**Artikel**
Leitfaden

Das BMUB hat seine Praxishinweise für die Umsetzung der Abfallhierarchie mit den Ländern abgestimmt. Das Ergebnis ist ein Leitfaden für die Abfallwirtschaft und Vollzugsbehörden. Eine weitere Vollzugshilfe beschäftigt sich mit gefährlichen Abfällen aus Industrieprozessen.

Praxishinweise zur Anwendung der Abfallhierarchie


Das Bundesumweltministerium (BMUB) hatte Anfang Mai den Entwurf seines „Leitfadens zur Anwendung der Abfallhierarchie nach Paragraf 6 Kreislaufwirtschaftsgesetz (KrWG)“ vorgelegt. Dieser drehte sich um die praktischen Folgen des Wegfalls der Heizwertklausel. Jetzt liegen auch die mit den Ländern abgestimmten Hinweise des BMUB zur Anwendung und Umsetzung der Regelungen der Abfallhierarchie vor.

Das BMUB will mit dem Vollzugspapier, das nicht rechtsverbindlich ist, unter anderem

  • den betroffenen Abfallerzeugern und -besitzern sowie den Vollzugsbehörden Vollzugshilfen zur Anwendung und Umsetzung der fünfstufigen Abfallhierarchie der Paragrafen 6 bis 8 KrWG an die Hand geben.
  • der Praxis ermöglichen, die Folgen des Wegfalls der Heizwertklausel und das daraus resultierende Verhältnis von stofflicher zu energetischer Verwertung besser abschätzen zu können.
  • den Abfallerzeugern und zuständigen Behörden eine effiziente und möglichst unbürokratische Vorgehensweise ermöglichen.

In dem Leitfaden beschreibt das Ministerium die Rechtsgrundlage der Abfallhierarchie und die Grundpflichten der Kreislaufwirtschaft. Für die Verwertungspflicht sind die Paragrafen 7 und 8 des KrWG maßgeblich. Des Weiteren geht das BMUB auf die unterschiedlichen behördlichen Vollzugsinstrumente ein. Hier wird erläutert, wie die Hierarchievorgaben des KrWG im Einzelfall konkretisiert und gegenüber dem jeweiligen Adressaten der Pflicht durchgesetzt werden können.

**Gegebene Datensätze**
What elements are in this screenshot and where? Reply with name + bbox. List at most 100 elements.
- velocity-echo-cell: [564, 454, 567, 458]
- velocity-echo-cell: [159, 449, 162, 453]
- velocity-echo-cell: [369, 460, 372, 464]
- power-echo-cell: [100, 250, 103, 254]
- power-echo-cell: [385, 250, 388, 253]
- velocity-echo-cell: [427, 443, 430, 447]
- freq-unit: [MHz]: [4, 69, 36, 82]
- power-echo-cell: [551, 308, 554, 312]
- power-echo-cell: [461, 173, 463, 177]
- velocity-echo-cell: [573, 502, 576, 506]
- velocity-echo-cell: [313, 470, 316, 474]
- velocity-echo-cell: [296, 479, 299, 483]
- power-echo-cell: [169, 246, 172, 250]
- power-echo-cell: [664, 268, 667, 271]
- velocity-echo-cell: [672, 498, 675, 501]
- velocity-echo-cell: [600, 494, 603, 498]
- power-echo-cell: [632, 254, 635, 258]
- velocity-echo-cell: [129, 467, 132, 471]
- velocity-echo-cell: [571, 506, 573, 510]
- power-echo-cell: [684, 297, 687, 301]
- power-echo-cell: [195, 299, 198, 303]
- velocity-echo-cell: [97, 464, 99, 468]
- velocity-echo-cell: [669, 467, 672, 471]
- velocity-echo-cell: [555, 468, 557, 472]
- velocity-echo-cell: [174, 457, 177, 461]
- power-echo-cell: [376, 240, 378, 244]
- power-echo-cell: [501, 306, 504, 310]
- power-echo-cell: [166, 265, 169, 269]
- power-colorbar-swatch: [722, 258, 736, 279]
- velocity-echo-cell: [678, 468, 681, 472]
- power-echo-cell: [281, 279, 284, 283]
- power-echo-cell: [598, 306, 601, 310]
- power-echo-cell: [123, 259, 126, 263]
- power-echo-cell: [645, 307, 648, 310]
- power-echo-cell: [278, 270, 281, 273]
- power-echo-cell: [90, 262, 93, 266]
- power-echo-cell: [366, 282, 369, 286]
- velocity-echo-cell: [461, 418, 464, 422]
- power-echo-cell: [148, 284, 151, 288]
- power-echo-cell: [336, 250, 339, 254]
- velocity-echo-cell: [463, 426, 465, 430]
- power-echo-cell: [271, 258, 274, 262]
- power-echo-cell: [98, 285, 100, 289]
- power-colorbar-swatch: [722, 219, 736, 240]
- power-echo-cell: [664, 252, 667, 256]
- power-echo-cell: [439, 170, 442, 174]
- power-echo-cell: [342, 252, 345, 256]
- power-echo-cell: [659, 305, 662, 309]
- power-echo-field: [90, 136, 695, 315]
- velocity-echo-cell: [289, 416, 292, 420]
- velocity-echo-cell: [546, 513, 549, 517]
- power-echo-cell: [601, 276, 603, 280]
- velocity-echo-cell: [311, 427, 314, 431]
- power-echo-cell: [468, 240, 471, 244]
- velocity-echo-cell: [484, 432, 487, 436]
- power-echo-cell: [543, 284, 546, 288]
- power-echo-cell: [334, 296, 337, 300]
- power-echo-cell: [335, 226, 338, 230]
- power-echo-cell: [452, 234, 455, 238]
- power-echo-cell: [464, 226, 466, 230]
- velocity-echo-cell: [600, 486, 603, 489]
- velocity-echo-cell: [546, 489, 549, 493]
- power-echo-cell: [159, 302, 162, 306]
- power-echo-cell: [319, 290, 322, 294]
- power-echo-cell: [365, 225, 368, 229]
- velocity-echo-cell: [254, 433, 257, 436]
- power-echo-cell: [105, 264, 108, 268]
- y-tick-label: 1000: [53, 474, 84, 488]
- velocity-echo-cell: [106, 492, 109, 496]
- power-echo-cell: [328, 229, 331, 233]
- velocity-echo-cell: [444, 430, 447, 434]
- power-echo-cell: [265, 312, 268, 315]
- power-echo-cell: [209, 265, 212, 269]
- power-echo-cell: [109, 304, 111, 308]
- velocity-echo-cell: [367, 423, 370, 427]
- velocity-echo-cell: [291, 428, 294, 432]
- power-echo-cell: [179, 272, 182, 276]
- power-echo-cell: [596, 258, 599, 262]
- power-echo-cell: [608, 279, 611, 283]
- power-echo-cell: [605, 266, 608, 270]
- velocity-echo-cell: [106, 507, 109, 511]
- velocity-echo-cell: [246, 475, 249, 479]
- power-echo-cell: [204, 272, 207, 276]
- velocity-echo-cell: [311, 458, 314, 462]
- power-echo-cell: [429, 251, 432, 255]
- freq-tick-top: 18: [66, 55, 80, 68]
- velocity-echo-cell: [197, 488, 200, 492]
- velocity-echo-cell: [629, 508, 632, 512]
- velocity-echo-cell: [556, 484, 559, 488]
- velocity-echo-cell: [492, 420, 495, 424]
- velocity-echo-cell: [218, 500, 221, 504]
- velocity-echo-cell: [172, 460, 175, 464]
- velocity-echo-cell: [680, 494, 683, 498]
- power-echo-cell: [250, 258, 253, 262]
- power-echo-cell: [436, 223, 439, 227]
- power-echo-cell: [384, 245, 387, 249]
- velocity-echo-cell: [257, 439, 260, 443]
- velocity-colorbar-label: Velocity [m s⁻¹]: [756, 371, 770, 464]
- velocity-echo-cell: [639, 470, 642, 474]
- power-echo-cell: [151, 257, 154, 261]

**Aufgabe 1**
Welche Paragrafen des KrWG sind laut dem Artikel zur Abfallhierarchie für die Verwertungspflicht maßgeblich?
**Aufgabe 2**
Prüfen Sie, ob die folgenden Aussagen mit dem Artikel zur Abfallhierarchie übereinstimmen: (a) Das Vollzugspapier des BMUB ist rechtsverbindlich. (b) Das BMUB legte den Entwurf seines Leitfadens Anfang Mai vor. (c) Die Abfallhierarchie der Paragrafen 6 bis 8 KrWG ist dreistufig.
**Aufgabe 3**
Schreiben Sie den Artikel zur Abfallhierarchie im Anschluss an seinen letzten Satz weiter.
Die Datensätze stammen aus einer anderen Quelle als der Artikel.

**Lösung 1**
Die Paragrafen 7 und 8 des KrWG.

**Lösung 2**
(a) Nein: „das nicht rechtsverbindlich ist“
(b) Ja: „hatte Anfang Mai den Entwurf seines „Leitfadens zur Anwendung der Abfallhierarchie nach Paragraf 6 Kreislaufwirtschaftsgesetz (KrWG)“ vorgelegt“
(c) Nein: „fünfstufigen Abfallhierarchie der Paragrafen 6 bis 8 KrWG“

**Lösung 3**
Welche Maßnahme ist die ökologisch beste Option?

Nach dem allgemein gehaltenen Teil folgt eine ausführliche Erläuterung und Auslegung des Paragrafen 6 des KrWG. Hier ist bekanntermaßen die Rangfolge innerhalb der Abfallhierarchie festgelegt. Das BMUB macht aber auch deutlich, in welchen Einzelfällen diese strikte Hierarchie nicht zwangsweise gilt.

In einer konkreten Situation kann sich nämlich eine als nachrangig eingestufte Maßnahme als die ökologisch beste Option entpuppen. Dieser ist sodann Vorrang einzuräumen. Gleiches gilt auch für eine Optimierung der Abfallverwertungsmaßnahmen. Diese erfordert laut BMUB mit Blick auf den „bestmöglichen Schutz von Mensch und Umwelt nach der Art und Beschaffenheit des Abfalls“ einen wertenden Vergleich zwischen

  • der nach der Abfallhierarchie grundsätzlich vorgegebenen „Regel-Maßnahme“ und
  • der im Einzelfall zur Optimierungen des Schutzes von Mensch und Umwelt vorgesehenen Abweichung.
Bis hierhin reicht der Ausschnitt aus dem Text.